= Task requirements =
Rewrite the items from the first one up to and including the line with "svg-text:ROSC: ROSC [240, 70, 265, 80]", replacing "wire" with "trace" and keeping everything else the same.

= Source records =
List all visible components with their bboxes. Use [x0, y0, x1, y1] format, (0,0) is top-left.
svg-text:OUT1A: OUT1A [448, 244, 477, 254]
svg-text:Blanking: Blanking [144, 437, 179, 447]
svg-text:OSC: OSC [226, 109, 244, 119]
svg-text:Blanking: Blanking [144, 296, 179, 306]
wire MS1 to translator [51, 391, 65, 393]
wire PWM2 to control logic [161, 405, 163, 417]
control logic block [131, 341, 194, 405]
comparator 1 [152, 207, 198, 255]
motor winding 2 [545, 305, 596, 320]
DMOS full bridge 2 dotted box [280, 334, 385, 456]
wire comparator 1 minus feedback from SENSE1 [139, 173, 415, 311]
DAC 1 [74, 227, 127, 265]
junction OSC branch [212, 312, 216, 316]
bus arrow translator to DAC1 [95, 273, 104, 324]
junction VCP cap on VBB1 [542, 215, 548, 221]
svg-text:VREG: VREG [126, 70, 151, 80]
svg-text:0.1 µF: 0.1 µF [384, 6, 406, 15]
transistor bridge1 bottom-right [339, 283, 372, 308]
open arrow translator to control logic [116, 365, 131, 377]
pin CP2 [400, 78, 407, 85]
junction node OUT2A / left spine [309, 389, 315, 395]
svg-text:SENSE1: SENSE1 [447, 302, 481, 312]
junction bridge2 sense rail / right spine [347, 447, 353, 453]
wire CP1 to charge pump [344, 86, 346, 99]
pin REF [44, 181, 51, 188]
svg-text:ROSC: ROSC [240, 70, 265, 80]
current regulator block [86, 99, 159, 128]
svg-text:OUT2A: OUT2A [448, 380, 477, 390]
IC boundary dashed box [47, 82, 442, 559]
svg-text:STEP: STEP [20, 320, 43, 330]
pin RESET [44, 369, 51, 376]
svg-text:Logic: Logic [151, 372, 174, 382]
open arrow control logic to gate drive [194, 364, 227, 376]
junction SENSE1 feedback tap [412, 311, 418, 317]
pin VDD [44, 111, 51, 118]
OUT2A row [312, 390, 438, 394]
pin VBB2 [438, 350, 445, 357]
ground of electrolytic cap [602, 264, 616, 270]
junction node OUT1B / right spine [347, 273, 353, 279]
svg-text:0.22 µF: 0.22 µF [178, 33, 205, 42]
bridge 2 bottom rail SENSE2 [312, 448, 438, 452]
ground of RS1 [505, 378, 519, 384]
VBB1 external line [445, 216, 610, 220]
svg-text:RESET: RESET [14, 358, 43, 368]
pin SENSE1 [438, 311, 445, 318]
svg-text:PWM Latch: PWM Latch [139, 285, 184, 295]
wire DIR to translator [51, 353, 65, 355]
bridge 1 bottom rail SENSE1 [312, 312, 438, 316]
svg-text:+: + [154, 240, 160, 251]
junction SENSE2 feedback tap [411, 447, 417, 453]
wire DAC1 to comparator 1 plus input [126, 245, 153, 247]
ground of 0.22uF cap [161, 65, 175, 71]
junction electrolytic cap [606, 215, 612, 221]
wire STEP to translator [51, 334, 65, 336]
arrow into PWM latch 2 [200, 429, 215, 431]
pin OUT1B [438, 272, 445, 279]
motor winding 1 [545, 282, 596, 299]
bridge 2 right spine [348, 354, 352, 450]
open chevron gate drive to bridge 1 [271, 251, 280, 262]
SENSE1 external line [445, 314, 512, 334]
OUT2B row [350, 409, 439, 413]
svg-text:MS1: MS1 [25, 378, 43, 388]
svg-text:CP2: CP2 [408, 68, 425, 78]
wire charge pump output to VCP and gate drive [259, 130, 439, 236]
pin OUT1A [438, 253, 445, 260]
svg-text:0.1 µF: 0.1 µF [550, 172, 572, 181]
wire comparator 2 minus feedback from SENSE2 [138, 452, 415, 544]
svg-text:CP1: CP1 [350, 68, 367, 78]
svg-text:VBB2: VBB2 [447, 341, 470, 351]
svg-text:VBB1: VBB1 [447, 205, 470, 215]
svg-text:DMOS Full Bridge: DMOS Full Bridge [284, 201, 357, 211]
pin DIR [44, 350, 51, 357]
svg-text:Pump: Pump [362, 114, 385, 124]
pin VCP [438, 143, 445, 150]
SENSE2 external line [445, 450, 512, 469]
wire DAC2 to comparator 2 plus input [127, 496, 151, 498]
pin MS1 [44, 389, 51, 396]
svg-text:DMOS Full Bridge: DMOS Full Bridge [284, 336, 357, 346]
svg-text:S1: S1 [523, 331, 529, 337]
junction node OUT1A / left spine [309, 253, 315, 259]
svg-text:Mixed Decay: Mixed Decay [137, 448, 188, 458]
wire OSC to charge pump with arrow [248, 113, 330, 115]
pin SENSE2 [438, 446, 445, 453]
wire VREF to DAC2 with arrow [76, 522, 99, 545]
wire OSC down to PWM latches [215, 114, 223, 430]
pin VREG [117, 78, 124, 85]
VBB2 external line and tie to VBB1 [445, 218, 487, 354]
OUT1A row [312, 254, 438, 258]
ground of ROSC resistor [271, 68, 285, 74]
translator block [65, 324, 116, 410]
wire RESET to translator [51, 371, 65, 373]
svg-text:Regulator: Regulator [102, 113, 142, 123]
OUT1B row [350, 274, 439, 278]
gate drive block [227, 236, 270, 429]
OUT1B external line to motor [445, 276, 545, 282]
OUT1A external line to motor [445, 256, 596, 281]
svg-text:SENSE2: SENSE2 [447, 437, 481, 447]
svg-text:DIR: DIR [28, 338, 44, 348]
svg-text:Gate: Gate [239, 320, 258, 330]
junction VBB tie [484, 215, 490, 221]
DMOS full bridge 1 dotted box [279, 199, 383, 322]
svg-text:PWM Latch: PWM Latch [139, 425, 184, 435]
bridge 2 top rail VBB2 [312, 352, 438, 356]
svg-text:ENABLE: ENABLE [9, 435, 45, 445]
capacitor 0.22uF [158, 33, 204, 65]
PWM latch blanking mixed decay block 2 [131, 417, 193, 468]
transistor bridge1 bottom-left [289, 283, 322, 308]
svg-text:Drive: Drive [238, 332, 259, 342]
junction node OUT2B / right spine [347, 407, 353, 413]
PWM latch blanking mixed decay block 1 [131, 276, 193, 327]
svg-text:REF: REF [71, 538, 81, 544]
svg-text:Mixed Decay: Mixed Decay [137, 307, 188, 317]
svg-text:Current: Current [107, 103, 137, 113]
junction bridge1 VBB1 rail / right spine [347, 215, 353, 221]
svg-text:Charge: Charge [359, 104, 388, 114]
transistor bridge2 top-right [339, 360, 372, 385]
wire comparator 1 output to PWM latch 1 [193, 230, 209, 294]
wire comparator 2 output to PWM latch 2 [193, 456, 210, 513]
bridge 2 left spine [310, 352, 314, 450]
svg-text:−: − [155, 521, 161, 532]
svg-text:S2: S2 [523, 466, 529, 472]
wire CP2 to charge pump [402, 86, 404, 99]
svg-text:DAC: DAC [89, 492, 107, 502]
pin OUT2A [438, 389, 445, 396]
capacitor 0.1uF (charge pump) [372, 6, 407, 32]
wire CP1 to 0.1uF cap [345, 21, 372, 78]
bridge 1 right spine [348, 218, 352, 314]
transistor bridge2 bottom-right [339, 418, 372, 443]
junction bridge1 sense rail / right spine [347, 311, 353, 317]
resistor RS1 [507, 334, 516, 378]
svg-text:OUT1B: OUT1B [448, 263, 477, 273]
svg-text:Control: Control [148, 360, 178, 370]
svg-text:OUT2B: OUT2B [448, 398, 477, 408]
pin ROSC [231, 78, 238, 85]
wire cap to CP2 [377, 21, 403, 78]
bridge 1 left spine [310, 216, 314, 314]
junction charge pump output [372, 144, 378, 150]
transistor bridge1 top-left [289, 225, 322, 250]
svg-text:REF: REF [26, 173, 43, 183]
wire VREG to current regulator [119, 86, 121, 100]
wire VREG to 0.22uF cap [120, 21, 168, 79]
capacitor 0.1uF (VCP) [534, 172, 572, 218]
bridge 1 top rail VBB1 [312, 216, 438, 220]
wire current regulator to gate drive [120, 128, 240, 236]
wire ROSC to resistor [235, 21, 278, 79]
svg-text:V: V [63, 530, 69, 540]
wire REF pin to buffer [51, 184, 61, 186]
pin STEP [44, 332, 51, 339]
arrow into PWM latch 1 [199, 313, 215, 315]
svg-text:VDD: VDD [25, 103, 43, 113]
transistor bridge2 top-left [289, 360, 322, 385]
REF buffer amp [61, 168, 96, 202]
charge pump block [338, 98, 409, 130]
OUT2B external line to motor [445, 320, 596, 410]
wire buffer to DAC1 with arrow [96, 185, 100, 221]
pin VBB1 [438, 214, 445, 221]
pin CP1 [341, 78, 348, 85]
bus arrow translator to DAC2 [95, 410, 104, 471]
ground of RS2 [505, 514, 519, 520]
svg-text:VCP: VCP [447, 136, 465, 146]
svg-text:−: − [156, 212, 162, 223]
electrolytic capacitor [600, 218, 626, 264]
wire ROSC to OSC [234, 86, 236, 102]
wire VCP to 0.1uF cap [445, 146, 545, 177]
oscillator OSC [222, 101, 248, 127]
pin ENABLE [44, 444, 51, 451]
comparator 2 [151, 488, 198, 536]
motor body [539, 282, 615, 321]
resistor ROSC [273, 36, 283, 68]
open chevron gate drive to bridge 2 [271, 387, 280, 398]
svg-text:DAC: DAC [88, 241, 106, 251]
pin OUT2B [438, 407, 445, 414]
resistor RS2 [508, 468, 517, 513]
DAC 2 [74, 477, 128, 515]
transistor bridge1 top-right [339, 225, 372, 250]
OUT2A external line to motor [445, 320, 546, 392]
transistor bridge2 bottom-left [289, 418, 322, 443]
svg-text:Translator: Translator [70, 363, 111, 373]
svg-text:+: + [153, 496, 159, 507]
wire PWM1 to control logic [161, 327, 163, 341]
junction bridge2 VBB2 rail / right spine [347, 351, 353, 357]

= Solution to this task =
List all visible components with their bboxes. Use [x0, y0, x1, y1] format, (0,0) is top-left.
svg-text:OUT1A: OUT1A [448, 244, 477, 254]
svg-text:Blanking: Blanking [144, 437, 179, 447]
svg-text:OSC: OSC [226, 109, 244, 119]
svg-text:Blanking: Blanking [144, 296, 179, 306]
trace MS1 to translator [51, 391, 65, 393]
trace PWM2 to control logic [161, 405, 163, 417]
control logic block [131, 341, 194, 405]
comparator 1 [152, 207, 198, 255]
motor winding 2 [545, 305, 596, 320]
DMOS full bridge 2 dotted box [280, 334, 385, 456]
trace comparator 1 minus feedback from SENSE1 [139, 173, 415, 311]
DAC 1 [74, 227, 127, 265]
junction OSC branch [212, 312, 216, 316]
bus arrow translator to DAC1 [95, 273, 104, 324]
junction VCP cap on VBB1 [542, 215, 548, 221]
svg-text:VREG: VREG [126, 70, 151, 80]
svg-text:0.1 µF: 0.1 µF [384, 6, 406, 15]
transistor bridge1 bottom-right [339, 283, 372, 308]
open arrow translator to control logic [116, 365, 131, 377]
pin CP2 [400, 78, 407, 85]
junction node OUT2A / left spine [309, 389, 315, 395]
svg-text:SENSE1: SENSE1 [447, 302, 481, 312]
junction bridge2 sense rail / right spine [347, 447, 353, 453]
trace CP1 to charge pump [344, 86, 346, 99]
pin REF [44, 181, 51, 188]
svg-text:ROSC: ROSC [240, 70, 265, 80]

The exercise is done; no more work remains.